Your instructions
In the listing below, reproduce word for word every line starting at the one containing "1110, 690, 1125]" and ending at the one containing "621, 192, 643]", both included.

Input for this task
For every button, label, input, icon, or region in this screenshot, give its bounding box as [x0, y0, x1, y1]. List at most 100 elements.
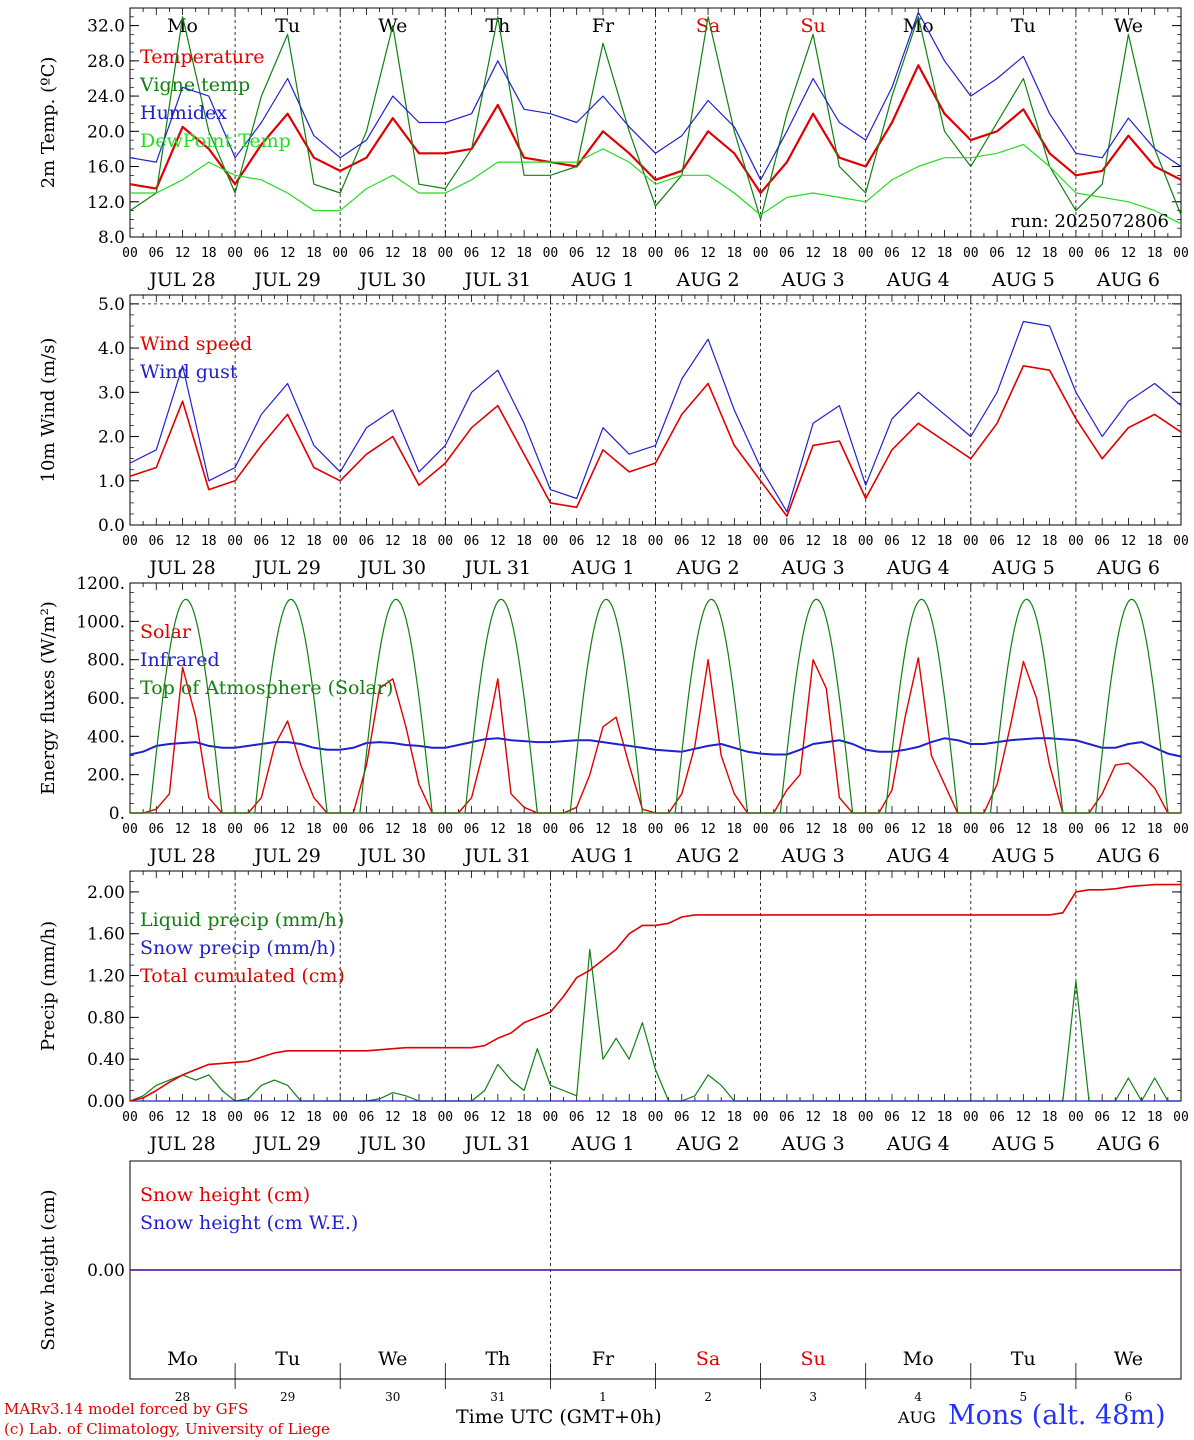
hour-tick-label: 06	[674, 1110, 690, 1125]
hour-tick-label: 00	[648, 1110, 664, 1125]
date-label: AUG 1	[570, 1133, 634, 1155]
date-label: JUL 28	[147, 1133, 215, 1155]
hour-tick-label: 00	[648, 534, 664, 549]
hour-tick-label: 18	[726, 822, 742, 837]
hour-tick-label: 12	[805, 822, 821, 837]
hour-tick-label: 00	[437, 534, 453, 549]
hour-tick-label: 12	[1016, 822, 1032, 837]
y-axis-label: Snow height (cm)	[38, 1189, 59, 1350]
y-axis-label: Precip (mm/h)	[38, 921, 59, 1051]
y-tick-label: 0.00	[87, 1092, 125, 1112]
series-line	[129, 16, 1182, 220]
hour-tick-label: 18	[516, 822, 532, 837]
y-tick-label: 1200.	[76, 574, 125, 594]
hour-tick-label: 06	[254, 822, 270, 837]
date-label: JUL 30	[358, 557, 426, 579]
day-number-label: 5	[1020, 1390, 1028, 1404]
series-line	[130, 598, 1181, 814]
hour-tick-label: 12	[910, 822, 926, 837]
hour-tick-label: 12	[280, 534, 296, 549]
hour-tick-label: 12	[175, 534, 191, 549]
day-number-label: 1	[599, 1390, 607, 1404]
weekday-label: We	[1114, 15, 1143, 37]
date-label: AUG 5	[991, 845, 1055, 867]
weekday-label: Tu	[275, 15, 300, 37]
y-tick-label: 400.	[87, 727, 125, 747]
date-label: AUG 2	[676, 557, 740, 579]
hour-tick-label: 12	[1121, 1110, 1137, 1125]
hour-tick-label: 12	[490, 822, 506, 837]
hour-tick-label: 06	[148, 1110, 164, 1125]
legend-entry: Solar	[140, 621, 192, 643]
hour-tick-label: 12	[595, 1110, 611, 1125]
hour-tick-label: 06	[254, 534, 270, 549]
time-axis-label: Time UTC (GMT+0h)	[456, 1406, 662, 1428]
weekday-label: Fr	[592, 1348, 615, 1370]
hour-tick-label: 18	[832, 1110, 848, 1125]
hour-tick-label: 18	[726, 1110, 742, 1125]
hour-tick-label: 18	[411, 534, 427, 549]
y-tick-label: 800.	[87, 651, 125, 671]
date-label: AUG 4	[886, 557, 950, 579]
hour-tick-label: 06	[884, 822, 900, 837]
hour-tick-label: 12	[700, 822, 716, 837]
date-label: AUG 4	[886, 269, 950, 291]
hour-tick-label: 12	[805, 246, 821, 261]
hour-tick-label: 12	[280, 246, 296, 261]
y-tick-label: 3.0	[98, 383, 125, 403]
y-tick-label: 1000.	[76, 612, 125, 632]
date-label: JUL 29	[252, 557, 320, 579]
hour-tick-label: 06	[884, 1110, 900, 1125]
date-label: AUG 3	[781, 1133, 845, 1155]
legend-entry: Humidex	[140, 102, 227, 124]
hour-tick-label: 06	[148, 534, 164, 549]
hour-tick-label: 00	[963, 822, 979, 837]
hour-tick-label: 00	[963, 246, 979, 261]
hour-tick-label: 18	[832, 246, 848, 261]
legend-entry: Vigne temp	[139, 74, 250, 96]
legend-entry: Total cumulated (cm)	[140, 965, 345, 987]
date-label: AUG 3	[781, 269, 845, 291]
hour-tick-label: 12	[910, 246, 926, 261]
hour-tick-label: 00	[1173, 246, 1189, 261]
hour-tick-label: 06	[148, 822, 164, 837]
hour-tick-label: 18	[937, 822, 953, 837]
date-label: AUG 4	[886, 845, 950, 867]
hour-tick-label: 12	[1016, 534, 1032, 549]
hour-tick-label: 18	[1147, 246, 1163, 261]
legend-entry: DewPoint Temp	[140, 130, 291, 152]
hour-tick-label: 00	[858, 1110, 874, 1125]
hour-tick-label: 00	[1068, 534, 1084, 549]
hour-tick-label: 00	[227, 822, 243, 837]
hour-tick-label: 00	[543, 822, 559, 837]
hour-tick-label: 00	[858, 822, 874, 837]
date-label: JUL 28	[147, 845, 215, 867]
legend-entry: Wind gust	[140, 361, 238, 383]
y-axis-label: 10m Wind (m/s)	[38, 338, 59, 483]
hour-tick-label: 00	[753, 822, 769, 837]
y-tick-label: 2.00	[87, 883, 125, 903]
hour-tick-label: 00	[753, 1110, 769, 1125]
y-tick-label: 28.0	[87, 52, 125, 72]
series-line	[129, 64, 1182, 195]
day-number-label: 4	[914, 1390, 922, 1404]
hour-tick-label: 06	[359, 246, 375, 261]
y-tick-label: 1.0	[98, 472, 125, 492]
y-tick-label: 200.	[87, 766, 125, 786]
date-label: AUG 5	[991, 269, 1055, 291]
hour-tick-label: 12	[910, 1110, 926, 1125]
hour-tick-label: 18	[937, 246, 953, 261]
hour-tick-label: 18	[621, 534, 637, 549]
y-tick-label: 0.80	[87, 1008, 125, 1028]
hour-tick-label: 12	[595, 246, 611, 261]
hour-tick-label: 18	[306, 822, 322, 837]
hour-tick-label: 18	[1042, 822, 1058, 837]
hour-tick-label: 18	[937, 1110, 953, 1125]
hour-tick-label: 18	[832, 534, 848, 549]
date-label: AUG 5	[991, 557, 1055, 579]
day-number-label: 31	[490, 1390, 505, 1404]
date-label: AUG 3	[781, 845, 845, 867]
hour-tick-label: 12	[490, 1110, 506, 1125]
hour-tick-label: 12	[1121, 822, 1137, 837]
hour-tick-label: 00	[963, 1110, 979, 1125]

Answer to this problem
hour-tick-label: 06	[674, 1110, 690, 1125]
hour-tick-label: 00	[648, 1110, 664, 1125]
date-label: AUG 1	[570, 1133, 634, 1155]
date-label: JUL 28	[147, 1133, 215, 1155]
hour-tick-label: 00	[648, 534, 664, 549]
hour-tick-label: 18	[726, 822, 742, 837]
hour-tick-label: 12	[805, 822, 821, 837]
hour-tick-label: 00	[437, 534, 453, 549]
hour-tick-label: 12	[1016, 822, 1032, 837]
y-axis-label: Snow height (cm)	[38, 1189, 59, 1350]
y-axis-label: Precip (mm/h)	[38, 921, 59, 1051]
y-tick-label: 0.00	[87, 1092, 125, 1112]
series-line	[129, 16, 1182, 220]
hour-tick-label: 18	[516, 822, 532, 837]
y-tick-label: 1200.	[76, 574, 125, 594]
hour-tick-label: 06	[254, 822, 270, 837]
date-label: JUL 30	[358, 557, 426, 579]
day-number-label: 5	[1020, 1390, 1028, 1404]
series-line	[130, 598, 1181, 814]
hour-tick-label: 12	[910, 822, 926, 837]
hour-tick-label: 12	[280, 534, 296, 549]
hour-tick-label: 12	[175, 534, 191, 549]
day-number-label: 1	[599, 1390, 607, 1404]
weekday-label: We	[1114, 15, 1143, 37]
date-label: AUG 5	[991, 845, 1055, 867]
weekday-label: Tu	[275, 15, 300, 37]
y-tick-label: 400.	[87, 727, 125, 747]
date-label: AUG 2	[676, 557, 740, 579]
hour-tick-label: 12	[1121, 1110, 1137, 1125]
hour-tick-label: 12	[490, 822, 506, 837]
hour-tick-label: 06	[148, 1110, 164, 1125]
legend-entry: Solar	[140, 621, 192, 643]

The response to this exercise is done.